Stored records:

/---

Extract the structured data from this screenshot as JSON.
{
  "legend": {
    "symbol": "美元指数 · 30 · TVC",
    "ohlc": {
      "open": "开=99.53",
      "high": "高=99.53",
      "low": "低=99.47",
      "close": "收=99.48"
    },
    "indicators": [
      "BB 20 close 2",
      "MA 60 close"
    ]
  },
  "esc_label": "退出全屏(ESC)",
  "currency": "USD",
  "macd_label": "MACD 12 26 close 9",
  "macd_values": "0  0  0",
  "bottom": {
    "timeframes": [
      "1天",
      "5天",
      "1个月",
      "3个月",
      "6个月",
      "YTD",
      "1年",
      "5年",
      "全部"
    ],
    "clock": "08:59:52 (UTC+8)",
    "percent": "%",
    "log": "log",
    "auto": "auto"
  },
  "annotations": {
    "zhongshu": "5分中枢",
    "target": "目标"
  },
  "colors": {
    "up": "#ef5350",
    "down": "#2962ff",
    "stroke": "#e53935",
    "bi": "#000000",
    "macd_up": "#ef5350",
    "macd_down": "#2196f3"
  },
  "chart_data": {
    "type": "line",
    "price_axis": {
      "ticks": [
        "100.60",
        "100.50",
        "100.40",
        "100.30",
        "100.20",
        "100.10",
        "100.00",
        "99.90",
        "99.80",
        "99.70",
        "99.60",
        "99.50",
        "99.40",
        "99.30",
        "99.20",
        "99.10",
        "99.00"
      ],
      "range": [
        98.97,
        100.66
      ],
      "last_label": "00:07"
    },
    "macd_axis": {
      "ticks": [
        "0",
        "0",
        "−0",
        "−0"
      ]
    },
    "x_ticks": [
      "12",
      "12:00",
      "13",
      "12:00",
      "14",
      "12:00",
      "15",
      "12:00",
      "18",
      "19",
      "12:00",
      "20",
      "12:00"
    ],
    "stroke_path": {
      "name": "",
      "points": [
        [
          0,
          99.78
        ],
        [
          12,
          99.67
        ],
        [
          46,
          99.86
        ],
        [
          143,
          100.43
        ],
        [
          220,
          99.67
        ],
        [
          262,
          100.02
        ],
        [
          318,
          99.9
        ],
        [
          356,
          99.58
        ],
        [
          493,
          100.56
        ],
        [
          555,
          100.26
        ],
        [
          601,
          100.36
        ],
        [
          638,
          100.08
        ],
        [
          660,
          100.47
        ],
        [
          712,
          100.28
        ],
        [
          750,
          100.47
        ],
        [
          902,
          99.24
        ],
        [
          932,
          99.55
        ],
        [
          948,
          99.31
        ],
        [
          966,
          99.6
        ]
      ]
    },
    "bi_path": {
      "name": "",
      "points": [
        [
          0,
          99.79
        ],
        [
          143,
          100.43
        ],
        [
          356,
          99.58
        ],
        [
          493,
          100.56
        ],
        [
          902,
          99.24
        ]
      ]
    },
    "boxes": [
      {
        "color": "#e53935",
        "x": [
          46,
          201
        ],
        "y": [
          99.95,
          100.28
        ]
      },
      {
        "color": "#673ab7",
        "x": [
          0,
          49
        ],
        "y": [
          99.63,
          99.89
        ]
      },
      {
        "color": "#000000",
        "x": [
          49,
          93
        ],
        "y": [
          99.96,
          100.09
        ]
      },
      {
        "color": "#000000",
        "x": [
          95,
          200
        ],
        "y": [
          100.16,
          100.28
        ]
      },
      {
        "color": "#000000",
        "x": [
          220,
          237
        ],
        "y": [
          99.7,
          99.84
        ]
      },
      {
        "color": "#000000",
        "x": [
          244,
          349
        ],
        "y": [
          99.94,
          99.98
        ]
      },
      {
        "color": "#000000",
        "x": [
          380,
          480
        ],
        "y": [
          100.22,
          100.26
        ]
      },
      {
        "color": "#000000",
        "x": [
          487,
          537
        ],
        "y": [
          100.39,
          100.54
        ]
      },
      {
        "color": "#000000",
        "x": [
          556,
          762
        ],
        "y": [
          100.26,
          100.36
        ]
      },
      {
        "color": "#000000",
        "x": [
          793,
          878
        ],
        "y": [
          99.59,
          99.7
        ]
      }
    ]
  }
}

\---

Task:
Output all of the material exactly as written.

Task response:
Extract the structured data from this screenshot as JSON.
{
  "legend": {
    "symbol": "美元指数 · 30 · TVC",
    "ohlc": {
      "open": "开=99.53",
      "high": "高=99.53",
      "low": "低=99.47",
      "close": "收=99.48"
    },
    "indicators": [
      "BB 20 close 2",
      "MA 60 close"
    ]
  },
  "esc_label": "退出全屏(ESC)",
  "currency": "USD",
  "macd_label": "MACD 12 26 close 9",
  "macd_values": "0  0  0",
  "bottom": {
    "timeframes": [
      "1天",
      "5天",
      "1个月",
      "3个月",
      "6个月",
      "YTD",
      "1年",
      "5年",
      "全部"
    ],
    "clock": "08:59:52 (UTC+8)",
    "percent": "%",
    "log": "log",
    "auto": "auto"
  },
  "annotations": {
    "zhongshu": "5分中枢",
    "target": "目标"
  },
  "colors": {
    "up": "#ef5350",
    "down": "#2962ff",
    "stroke": "#e53935",
    "bi": "#000000",
    "macd_up": "#ef5350",
    "macd_down": "#2196f3"
  },
  "chart_data": {
    "type": "line",
    "price_axis": {
      "ticks": [
        "100.60",
        "100.50",
        "100.40",
        "100.30",
        "100.20",
        "100.10",
        "100.00",
        "99.90",
        "99.80",
        "99.70",
        "99.60",
        "99.50",
        "99.40",
        "99.30",
        "99.20",
        "99.10",
        "99.00"
      ],
      "range": [
        98.97,
        100.66
      ],
      "last_label": "00:07"
    },
    "macd_axis": {
      "ticks": [
        "0",
        "0",
        "−0",
        "−0"
      ]
    },
    "x_ticks": [
      "12",
      "12:00",
      "13",
      "12:00",
      "14",
      "12:00",
      "15",
      "12:00",
      "18",
      "19",
      "12:00",
      "20",
      "12:00"
    ],
    "stroke_path": {
      "name": "",
      "points": [
        [
          0,
          99.78
        ],
        [
          12,
          99.67
        ],
        [
          46,
          99.86
        ],
        [
          143,
          100.43
        ],
        [
          220,
          99.67
        ],
        [
          262,
          100.02
        ],
        [
          318,
          99.9
        ],
        [
          356,
          99.58
        ],
        [
          493,
          100.56
        ],
        [
          555,
          100.26
        ],
        [
          601,
          100.36
        ],
        [
          638,
          100.08
        ],
        [
          660,
          100.47
        ],
        [
          712,
          100.28
        ],
        [
          750,
          100.47
        ],
        [
          902,
          99.24
        ],
        [
          932,
          99.55
        ],
        [
          948,
          99.31
        ],
        [
          966,
          99.6
        ]
      ]
    },
    "bi_path": {
      "name": "",
      "points": [
        [
          0,
          99.79
        ],
        [
          143,
          100.43
        ],
        [
          356,
          99.58
        ],
        [
          493,
          100.56
        ],
        [
          902,
          99.24
        ]
      ]
    },
    "boxes": [
      {
        "color": "#e53935",
        "x": [
          46,
          201
        ],
        "y": [
          99.95,
          100.28
        ]
      },
      {
        "color": "#673ab7",
        "x": [
          0,
          49
        ],
        "y": [
          99.63,
          99.89
        ]
      },
      {
        "color": "#000000",
        "x": [
          49,
          93
        ],
        "y": [
          99.96,
          100.09
        ]
      },
      {
        "color": "#000000",
        "x": [
          95,
          200
        ],
        "y": [
          100.16,
          100.28
        ]
      },
      {
        "color": "#000000",
        "x": [
          220,
          237
        ],
        "y": [
          99.7,
          99.84
        ]
      },
      {
        "color": "#000000",
        "x": [
          244,
          349
        ],
        "y": [
          99.94,
          99.98
        ]
      },
      {
        "color": "#000000",
        "x": [
          380,
          480
        ],
        "y": [
          100.22,
          100.26
        ]
      },
      {
        "color": "#000000",
        "x": [
          487,
          537
        ],
        "y": [
          100.39,
          100.54
        ]
      },
      {
        "color": "#000000",
        "x": [
          556,
          762
        ],
        "y": [
          100.26,
          100.36
        ]
      },
      {
        "color": "#000000",
        "x": [
          793,
          878
        ],
        "y": [
          99.59,
          99.7
        ]
      }
    ]
  }
}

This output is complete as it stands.